## Start DATA ROWS

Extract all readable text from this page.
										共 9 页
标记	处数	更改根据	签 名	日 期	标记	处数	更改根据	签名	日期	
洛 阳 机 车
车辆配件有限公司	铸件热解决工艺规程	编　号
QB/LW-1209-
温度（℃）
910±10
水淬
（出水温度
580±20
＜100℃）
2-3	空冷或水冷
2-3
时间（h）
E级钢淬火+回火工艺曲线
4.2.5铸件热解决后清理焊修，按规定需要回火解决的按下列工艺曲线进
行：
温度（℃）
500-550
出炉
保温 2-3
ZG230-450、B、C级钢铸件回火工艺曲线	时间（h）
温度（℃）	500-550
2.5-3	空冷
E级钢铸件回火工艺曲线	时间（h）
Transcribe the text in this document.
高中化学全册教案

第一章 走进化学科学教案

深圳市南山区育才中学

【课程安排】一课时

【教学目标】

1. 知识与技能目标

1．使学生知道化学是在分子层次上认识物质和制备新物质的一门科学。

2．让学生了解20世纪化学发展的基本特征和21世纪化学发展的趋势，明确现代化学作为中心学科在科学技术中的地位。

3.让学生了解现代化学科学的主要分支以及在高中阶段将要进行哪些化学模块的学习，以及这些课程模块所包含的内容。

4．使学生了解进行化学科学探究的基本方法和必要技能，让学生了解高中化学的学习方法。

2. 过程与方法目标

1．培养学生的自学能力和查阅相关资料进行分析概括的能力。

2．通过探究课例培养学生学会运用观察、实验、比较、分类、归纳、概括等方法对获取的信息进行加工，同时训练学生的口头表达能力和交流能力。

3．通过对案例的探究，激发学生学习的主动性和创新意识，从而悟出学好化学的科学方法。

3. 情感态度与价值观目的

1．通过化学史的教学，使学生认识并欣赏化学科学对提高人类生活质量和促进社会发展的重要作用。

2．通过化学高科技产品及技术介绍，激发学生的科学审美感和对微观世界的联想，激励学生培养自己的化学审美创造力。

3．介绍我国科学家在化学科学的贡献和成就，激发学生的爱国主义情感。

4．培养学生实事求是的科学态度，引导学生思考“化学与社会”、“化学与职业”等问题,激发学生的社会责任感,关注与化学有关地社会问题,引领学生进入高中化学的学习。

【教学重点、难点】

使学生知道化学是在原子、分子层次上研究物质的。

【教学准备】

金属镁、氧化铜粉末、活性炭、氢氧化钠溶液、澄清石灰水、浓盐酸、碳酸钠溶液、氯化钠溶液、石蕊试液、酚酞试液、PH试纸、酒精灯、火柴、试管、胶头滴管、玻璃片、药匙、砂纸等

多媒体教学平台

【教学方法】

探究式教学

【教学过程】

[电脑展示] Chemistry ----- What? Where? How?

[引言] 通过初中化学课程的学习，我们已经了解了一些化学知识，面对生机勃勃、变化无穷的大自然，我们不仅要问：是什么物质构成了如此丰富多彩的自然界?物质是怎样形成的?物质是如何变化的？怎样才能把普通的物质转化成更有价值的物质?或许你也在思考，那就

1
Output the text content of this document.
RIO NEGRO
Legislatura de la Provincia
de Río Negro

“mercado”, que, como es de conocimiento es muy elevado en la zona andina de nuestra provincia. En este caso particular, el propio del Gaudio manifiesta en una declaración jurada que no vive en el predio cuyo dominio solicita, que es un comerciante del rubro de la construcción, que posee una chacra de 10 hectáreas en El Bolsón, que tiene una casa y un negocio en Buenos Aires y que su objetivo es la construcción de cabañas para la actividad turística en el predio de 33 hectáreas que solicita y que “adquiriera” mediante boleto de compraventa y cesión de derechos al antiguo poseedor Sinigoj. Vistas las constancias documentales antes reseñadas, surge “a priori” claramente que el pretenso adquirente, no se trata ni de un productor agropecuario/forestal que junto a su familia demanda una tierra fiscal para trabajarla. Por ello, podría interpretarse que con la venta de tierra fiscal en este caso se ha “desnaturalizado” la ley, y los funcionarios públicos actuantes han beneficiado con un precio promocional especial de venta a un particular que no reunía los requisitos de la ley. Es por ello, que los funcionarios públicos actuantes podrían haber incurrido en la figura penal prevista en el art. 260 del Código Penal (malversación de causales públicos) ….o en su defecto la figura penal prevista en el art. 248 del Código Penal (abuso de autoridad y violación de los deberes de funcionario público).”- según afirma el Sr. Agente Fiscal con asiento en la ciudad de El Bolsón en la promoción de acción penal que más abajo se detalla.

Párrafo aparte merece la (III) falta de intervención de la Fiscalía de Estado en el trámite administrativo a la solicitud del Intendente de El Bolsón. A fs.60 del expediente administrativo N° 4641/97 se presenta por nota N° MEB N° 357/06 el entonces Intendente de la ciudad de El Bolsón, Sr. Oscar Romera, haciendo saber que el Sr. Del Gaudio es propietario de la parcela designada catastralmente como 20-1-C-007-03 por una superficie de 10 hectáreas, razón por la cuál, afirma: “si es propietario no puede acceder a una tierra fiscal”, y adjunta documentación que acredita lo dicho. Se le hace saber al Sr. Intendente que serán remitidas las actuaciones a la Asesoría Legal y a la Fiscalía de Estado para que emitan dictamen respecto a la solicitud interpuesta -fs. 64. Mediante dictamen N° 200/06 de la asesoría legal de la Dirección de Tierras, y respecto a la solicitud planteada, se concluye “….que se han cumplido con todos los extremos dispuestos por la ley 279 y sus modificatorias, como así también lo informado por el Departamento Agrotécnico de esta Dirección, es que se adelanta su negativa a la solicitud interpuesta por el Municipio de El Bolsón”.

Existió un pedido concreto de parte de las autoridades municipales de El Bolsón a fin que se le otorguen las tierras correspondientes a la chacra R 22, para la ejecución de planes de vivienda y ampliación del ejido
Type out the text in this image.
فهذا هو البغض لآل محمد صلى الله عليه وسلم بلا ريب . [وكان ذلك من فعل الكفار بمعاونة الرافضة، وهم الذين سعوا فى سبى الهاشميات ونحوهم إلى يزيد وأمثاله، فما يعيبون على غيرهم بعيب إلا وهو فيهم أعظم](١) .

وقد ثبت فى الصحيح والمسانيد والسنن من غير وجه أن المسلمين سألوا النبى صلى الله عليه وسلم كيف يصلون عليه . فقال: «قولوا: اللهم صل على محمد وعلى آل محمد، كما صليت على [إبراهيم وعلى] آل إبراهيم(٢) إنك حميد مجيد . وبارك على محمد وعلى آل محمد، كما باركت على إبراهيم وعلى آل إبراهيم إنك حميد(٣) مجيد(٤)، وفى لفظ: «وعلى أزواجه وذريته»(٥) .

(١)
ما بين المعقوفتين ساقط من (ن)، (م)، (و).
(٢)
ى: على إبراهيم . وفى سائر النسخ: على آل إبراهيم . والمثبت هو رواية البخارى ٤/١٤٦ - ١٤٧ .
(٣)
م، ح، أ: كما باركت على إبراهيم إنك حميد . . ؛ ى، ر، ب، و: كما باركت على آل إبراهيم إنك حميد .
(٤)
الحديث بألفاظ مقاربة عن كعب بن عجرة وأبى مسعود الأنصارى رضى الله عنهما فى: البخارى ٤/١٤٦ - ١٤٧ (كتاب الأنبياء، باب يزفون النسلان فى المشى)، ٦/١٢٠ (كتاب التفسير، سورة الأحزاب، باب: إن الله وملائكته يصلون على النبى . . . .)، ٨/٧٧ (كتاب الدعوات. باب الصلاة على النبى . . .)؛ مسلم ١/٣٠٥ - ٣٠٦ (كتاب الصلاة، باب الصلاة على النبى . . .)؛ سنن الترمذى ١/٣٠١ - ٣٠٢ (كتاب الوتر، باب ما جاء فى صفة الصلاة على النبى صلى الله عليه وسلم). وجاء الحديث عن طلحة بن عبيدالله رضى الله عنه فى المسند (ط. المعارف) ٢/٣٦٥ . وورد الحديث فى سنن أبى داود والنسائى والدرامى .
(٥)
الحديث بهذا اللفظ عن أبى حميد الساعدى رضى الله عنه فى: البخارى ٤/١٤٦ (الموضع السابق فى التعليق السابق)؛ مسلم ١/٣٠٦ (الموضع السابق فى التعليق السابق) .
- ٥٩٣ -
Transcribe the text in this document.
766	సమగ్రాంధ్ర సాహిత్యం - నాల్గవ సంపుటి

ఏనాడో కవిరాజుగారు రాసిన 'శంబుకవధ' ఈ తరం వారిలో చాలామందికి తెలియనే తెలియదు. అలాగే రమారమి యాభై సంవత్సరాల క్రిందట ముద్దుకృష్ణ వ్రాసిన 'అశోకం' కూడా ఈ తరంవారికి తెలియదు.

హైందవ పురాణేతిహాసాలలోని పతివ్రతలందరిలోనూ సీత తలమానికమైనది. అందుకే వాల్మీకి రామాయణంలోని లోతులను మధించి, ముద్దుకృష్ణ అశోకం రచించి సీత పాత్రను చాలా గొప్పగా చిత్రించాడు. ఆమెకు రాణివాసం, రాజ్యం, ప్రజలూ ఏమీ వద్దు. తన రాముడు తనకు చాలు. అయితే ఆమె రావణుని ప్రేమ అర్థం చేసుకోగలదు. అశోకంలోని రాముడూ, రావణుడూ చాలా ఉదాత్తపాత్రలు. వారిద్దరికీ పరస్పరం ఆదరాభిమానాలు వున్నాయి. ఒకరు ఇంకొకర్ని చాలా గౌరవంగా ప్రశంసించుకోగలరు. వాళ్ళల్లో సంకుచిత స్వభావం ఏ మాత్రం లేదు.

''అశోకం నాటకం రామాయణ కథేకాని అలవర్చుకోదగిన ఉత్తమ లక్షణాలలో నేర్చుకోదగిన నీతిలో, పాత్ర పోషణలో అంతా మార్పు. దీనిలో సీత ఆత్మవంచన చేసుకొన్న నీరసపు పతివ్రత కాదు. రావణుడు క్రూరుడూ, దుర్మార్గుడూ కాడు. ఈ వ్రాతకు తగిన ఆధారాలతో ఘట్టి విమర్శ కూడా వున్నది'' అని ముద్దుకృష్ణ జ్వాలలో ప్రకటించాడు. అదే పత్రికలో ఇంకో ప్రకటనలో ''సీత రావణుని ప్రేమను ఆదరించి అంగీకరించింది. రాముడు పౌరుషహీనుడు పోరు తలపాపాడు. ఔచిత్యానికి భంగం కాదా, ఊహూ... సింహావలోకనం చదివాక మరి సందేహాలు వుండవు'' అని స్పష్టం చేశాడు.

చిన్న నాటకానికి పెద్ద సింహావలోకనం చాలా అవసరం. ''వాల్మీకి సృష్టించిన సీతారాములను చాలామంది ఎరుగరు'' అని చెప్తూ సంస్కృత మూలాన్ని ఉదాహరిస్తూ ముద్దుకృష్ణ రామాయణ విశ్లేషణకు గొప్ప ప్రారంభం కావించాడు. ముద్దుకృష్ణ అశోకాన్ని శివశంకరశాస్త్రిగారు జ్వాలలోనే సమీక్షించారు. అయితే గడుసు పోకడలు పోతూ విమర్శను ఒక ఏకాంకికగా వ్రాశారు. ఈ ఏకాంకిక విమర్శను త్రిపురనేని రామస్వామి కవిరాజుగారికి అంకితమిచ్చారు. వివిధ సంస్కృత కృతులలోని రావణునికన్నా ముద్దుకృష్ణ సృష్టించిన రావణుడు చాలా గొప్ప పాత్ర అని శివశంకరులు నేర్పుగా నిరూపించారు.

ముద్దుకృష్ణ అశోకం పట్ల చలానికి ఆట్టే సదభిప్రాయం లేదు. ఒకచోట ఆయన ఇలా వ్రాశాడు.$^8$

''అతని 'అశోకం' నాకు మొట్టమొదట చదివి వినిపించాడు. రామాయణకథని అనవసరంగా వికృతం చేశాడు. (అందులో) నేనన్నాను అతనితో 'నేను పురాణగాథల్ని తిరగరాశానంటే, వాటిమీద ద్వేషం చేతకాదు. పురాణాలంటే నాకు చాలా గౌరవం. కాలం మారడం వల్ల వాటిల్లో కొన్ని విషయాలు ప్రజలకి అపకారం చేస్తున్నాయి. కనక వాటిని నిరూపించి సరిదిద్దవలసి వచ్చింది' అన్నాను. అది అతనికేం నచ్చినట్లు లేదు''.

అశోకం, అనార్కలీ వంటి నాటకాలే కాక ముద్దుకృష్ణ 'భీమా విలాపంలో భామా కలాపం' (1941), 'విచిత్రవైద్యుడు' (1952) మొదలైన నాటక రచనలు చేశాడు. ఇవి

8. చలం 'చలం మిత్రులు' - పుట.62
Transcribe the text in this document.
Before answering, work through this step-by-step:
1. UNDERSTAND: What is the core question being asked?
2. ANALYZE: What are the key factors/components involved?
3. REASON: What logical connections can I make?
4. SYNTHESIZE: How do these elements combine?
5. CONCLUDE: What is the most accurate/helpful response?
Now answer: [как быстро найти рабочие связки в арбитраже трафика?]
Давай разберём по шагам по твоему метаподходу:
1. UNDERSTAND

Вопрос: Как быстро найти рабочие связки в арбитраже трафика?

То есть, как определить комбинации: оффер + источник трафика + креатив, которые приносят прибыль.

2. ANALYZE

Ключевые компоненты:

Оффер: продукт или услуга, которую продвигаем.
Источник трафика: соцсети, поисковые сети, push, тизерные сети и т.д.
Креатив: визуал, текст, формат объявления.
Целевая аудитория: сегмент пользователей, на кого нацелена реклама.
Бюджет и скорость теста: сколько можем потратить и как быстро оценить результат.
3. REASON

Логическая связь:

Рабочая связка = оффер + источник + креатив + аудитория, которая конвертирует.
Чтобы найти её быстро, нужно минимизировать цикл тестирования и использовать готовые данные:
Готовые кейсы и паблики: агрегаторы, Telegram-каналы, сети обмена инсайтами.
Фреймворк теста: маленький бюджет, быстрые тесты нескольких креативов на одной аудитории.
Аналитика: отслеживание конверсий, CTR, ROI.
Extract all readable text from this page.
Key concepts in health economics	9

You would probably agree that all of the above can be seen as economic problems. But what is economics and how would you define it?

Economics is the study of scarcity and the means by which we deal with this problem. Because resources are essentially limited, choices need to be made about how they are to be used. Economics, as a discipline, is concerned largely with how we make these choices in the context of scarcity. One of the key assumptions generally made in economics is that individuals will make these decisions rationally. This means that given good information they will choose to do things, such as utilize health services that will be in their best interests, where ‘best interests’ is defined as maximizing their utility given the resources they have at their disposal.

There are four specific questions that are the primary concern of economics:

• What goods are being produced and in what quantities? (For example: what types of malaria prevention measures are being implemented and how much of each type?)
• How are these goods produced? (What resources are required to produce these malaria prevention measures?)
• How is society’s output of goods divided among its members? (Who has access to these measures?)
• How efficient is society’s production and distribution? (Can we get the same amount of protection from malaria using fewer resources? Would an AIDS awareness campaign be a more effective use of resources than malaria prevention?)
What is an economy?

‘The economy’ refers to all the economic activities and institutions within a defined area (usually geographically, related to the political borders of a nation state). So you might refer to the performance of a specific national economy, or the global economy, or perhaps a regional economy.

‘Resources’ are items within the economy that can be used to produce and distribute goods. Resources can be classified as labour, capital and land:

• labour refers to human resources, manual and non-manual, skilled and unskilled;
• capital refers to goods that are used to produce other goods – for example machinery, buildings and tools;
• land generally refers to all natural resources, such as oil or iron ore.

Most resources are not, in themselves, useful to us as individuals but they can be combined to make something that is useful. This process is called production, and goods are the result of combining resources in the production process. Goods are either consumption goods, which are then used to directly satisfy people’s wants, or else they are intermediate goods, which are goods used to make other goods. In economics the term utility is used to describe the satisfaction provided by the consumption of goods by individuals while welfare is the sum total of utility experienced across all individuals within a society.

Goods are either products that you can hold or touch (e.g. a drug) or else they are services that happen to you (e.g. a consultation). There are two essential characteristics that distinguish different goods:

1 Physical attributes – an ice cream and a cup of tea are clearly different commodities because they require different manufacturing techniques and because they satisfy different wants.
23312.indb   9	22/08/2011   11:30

## End DATA ROWS

**WHAT YOU NEED TO DO:**
Count how many lines of the listing above include "labour" and report that number alone.

**TASK RESULT:**
2